Task brief: Without omitting anything, retype the data that follows.

Material to process:
•••

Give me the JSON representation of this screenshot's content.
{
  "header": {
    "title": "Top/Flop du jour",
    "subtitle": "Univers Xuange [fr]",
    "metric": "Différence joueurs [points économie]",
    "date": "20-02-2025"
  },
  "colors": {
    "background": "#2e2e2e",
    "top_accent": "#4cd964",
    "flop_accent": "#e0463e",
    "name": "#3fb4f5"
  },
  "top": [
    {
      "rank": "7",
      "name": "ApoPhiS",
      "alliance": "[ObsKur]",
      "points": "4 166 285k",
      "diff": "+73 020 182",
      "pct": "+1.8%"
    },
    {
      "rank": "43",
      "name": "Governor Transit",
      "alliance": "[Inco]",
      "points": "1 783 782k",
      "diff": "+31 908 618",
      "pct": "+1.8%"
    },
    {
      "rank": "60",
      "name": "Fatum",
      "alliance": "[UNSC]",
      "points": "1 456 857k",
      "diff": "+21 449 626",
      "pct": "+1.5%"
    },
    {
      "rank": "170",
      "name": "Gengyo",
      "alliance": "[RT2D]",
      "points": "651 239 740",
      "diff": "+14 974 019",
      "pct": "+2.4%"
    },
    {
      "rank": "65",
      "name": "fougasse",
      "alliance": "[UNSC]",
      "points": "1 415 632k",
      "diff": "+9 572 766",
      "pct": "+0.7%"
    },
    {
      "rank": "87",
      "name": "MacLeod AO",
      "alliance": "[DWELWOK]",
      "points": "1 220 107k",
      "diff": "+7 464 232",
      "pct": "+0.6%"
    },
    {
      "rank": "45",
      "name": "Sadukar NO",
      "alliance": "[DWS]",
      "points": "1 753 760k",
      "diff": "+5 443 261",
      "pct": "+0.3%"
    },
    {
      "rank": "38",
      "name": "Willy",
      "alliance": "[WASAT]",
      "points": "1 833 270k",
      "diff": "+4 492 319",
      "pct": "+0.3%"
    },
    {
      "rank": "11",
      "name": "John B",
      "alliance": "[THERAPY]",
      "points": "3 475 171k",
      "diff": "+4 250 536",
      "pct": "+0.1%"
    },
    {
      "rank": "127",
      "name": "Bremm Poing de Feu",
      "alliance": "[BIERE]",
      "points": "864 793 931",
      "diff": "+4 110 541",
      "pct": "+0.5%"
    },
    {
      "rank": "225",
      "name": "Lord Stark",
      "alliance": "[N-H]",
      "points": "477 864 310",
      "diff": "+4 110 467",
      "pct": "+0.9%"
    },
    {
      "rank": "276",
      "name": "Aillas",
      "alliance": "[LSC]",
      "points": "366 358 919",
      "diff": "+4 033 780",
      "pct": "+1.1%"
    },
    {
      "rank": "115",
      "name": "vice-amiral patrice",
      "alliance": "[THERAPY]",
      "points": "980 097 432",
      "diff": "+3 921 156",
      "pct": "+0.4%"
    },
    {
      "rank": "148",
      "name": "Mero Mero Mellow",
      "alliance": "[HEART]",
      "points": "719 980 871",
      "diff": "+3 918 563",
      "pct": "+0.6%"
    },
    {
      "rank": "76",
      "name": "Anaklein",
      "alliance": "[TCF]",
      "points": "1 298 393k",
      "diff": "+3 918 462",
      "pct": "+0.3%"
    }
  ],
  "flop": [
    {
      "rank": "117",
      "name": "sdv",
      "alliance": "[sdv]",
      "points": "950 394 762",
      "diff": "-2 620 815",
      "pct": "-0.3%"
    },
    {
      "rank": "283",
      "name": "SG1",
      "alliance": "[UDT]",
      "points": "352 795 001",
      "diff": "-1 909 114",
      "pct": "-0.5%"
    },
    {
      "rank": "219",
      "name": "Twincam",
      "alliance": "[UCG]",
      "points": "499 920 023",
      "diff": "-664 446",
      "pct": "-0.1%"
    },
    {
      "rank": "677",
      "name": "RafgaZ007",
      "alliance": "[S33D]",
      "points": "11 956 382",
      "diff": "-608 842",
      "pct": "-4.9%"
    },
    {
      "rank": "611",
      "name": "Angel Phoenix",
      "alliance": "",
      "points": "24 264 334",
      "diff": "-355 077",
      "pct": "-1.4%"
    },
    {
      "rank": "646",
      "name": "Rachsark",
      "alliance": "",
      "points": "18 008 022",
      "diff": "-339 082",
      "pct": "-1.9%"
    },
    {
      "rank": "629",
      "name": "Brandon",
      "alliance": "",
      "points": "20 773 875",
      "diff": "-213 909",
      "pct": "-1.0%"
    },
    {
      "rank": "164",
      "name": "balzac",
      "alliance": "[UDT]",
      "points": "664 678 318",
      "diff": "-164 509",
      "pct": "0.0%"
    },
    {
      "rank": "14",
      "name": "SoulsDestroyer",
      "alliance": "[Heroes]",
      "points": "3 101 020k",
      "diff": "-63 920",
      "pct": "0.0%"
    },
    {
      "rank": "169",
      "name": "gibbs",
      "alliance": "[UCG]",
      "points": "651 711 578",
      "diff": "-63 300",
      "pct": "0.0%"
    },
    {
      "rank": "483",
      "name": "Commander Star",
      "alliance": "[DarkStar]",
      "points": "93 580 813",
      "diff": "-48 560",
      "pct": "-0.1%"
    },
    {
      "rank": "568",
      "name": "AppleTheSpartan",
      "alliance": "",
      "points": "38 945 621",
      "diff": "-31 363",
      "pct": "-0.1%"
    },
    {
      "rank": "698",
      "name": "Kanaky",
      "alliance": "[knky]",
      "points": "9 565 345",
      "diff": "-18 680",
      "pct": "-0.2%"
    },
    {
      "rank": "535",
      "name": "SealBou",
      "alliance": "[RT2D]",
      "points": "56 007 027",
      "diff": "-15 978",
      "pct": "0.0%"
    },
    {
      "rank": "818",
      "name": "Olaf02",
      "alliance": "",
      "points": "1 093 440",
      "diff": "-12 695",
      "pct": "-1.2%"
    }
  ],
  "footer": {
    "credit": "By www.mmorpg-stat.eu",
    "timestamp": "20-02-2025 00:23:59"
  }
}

•••

Final result:
Give me the JSON representation of this screenshot's content.
{
  "header": {
    "title": "Top/Flop du jour",
    "subtitle": "Univers Xuange [fr]",
    "metric": "Différence joueurs [points économie]",
    "date": "20-02-2025"
  },
  "colors": {
    "background": "#2e2e2e",
    "top_accent": "#4cd964",
    "flop_accent": "#e0463e",
    "name": "#3fb4f5"
  },
  "top": [
    {
      "rank": "7",
      "name": "ApoPhiS",
      "alliance": "[ObsKur]",
      "points": "4 166 285k",
      "diff": "+73 020 182",
      "pct": "+1.8%"
    },
    {
      "rank": "43",
      "name": "Governor Transit",
      "alliance": "[Inco]",
      "points": "1 783 782k",
      "diff": "+31 908 618",
      "pct": "+1.8%"
    },
    {
      "rank": "60",
      "name": "Fatum",
      "alliance": "[UNSC]",
      "points": "1 456 857k",
      "diff": "+21 449 626",
      "pct": "+1.5%"
    },
    {
      "rank": "170",
      "name": "Gengyo",
      "alliance": "[RT2D]",
      "points": "651 239 740",
      "diff": "+14 974 019",
      "pct": "+2.4%"
    },
    {
      "rank": "65",
      "name": "fougasse",
      "alliance": "[UNSC]",
      "points": "1 415 632k",
      "diff": "+9 572 766",
      "pct": "+0.7%"
    },
    {
      "rank": "87",
      "name": "MacLeod AO",
      "alliance": "[DWELWOK]",
      "points": "1 220 107k",
      "diff": "+7 464 232",
      "pct": "+0.6%"
    },
    {
      "rank": "45",
      "name": "Sadukar NO",
      "alliance": "[DWS]",
      "points": "1 753 760k",
      "diff": "+5 443 261",
      "pct": "+0.3%"
    },
    {
      "rank": "38",
      "name": "Willy",
      "alliance": "[WASAT]",
      "points": "1 833 270k",
      "diff": "+4 492 319",
      "pct": "+0.3%"
    },
    {
      "rank": "11",
      "name": "John B",
      "alliance": "[THERAPY]",
      "points": "3 475 171k",
      "diff": "+4 250 536",
      "pct": "+0.1%"
    },
    {
      "rank": "127",
      "name": "Bremm Poing de Feu",
      "alliance": "[BIERE]",
      "points": "864 793 931",
      "diff": "+4 110 541",
      "pct": "+0.5%"
    },
    {
      "rank": "225",
      "name": "Lord Stark",
      "alliance": "[N-H]",
      "points": "477 864 310",
      "diff": "+4 110 467",
      "pct": "+0.9%"
    },
    {
      "rank": "276",
      "name": "Aillas",
      "alliance": "[LSC]",
      "points": "366 358 919",
      "diff": "+4 033 780",
      "pct": "+1.1%"
    },
    {
      "rank": "115",
      "name": "vice-amiral patrice",
      "alliance": "[THERAPY]",
      "points": "980 097 432",
      "diff": "+3 921 156",
      "pct": "+0.4%"
    },
    {
      "rank": "148",
      "name": "Mero Mero Mellow",
      "alliance": "[HEART]",
      "points": "719 980 871",
      "diff": "+3 918 563",
      "pct": "+0.6%"
    },
    {
      "rank": "76",
      "name": "Anaklein",
      "alliance": "[TCF]",
      "points": "1 298 393k",
      "diff": "+3 918 462",
      "pct": "+0.3%"
    }
  ],
  "flop": [
    {
      "rank": "117",
      "name": "sdv",
      "alliance": "[sdv]",
      "points": "950 394 762",
      "diff": "-2 620 815",
      "pct": "-0.3%"
    },
    {
      "rank": "283",
      "name": "SG1",
      "alliance": "[UDT]",
      "points": "352 795 001",
      "diff": "-1 909 114",
      "pct": "-0.5%"
    },
    {
      "rank": "219",
      "name": "Twincam",
      "alliance": "[UCG]",
      "points": "499 920 023",
      "diff": "-664 446",
      "pct": "-0.1%"
    },
    {
      "rank": "677",
      "name": "RafgaZ007",
      "alliance": "[S33D]",
      "points": "11 956 382",
      "diff": "-608 842",
      "pct": "-4.9%"
    },
    {
      "rank": "611",
      "name": "Angel Phoenix",
      "alliance": "",
      "points": "24 264 334",
      "diff": "-355 077",
      "pct": "-1.4%"
    },
    {
      "rank": "646",
      "name": "Rachsark",
      "alliance": "",
      "points": "18 008 022",
      "diff": "-339 082",
      "pct": "-1.9%"
    },
    {
      "rank": "629",
      "name": "Brandon",
      "alliance": "",
      "points": "20 773 875",
      "diff": "-213 909",
      "pct": "-1.0%"
    },
    {
      "rank": "164",
      "name": "balzac",
      "alliance": "[UDT]",
      "points": "664 678 318",
      "diff": "-164 509",
      "pct": "0.0%"
    },
    {
      "rank": "14",
      "name": "SoulsDestroyer",
      "alliance": "[Heroes]",
      "points": "3 101 020k",
      "diff": "-63 920",
      "pct": "0.0%"
    },
    {
      "rank": "169",
      "name": "gibbs",
      "alliance": "[UCG]",
      "points": "651 711 578",
      "diff": "-63 300",
      "pct": "0.0%"
    },
    {
      "rank": "483",
      "name": "Commander Star",
      "alliance": "[DarkStar]",
      "points": "93 580 813",
      "diff": "-48 560",
      "pct": "-0.1%"
    },
    {
      "rank": "568",
      "name": "AppleTheSpartan",
      "alliance": "",
      "points": "38 945 621",
      "diff": "-31 363",
      "pct": "-0.1%"
    },
    {
      "rank": "698",
      "name": "Kanaky",
      "alliance": "[knky]",
      "points": "9 565 345",
      "diff": "-18 680",
      "pct": "-0.2%"
    },
    {
      "rank": "535",
      "name": "SealBou",
      "alliance": "[RT2D]",
      "points": "56 007 027",
      "diff": "-15 978",
      "pct": "0.0%"
    },
    {
      "rank": "818",
      "name": "Olaf02",
      "alliance": "",
      "points": "1 093 440",
      "diff": "-12 695",
      "pct": "-1.2%"
    }
  ],
  "footer": {
    "credit": "By www.mmorpg-stat.eu",
    "timestamp": "20-02-2025 00:23:59"
  }
}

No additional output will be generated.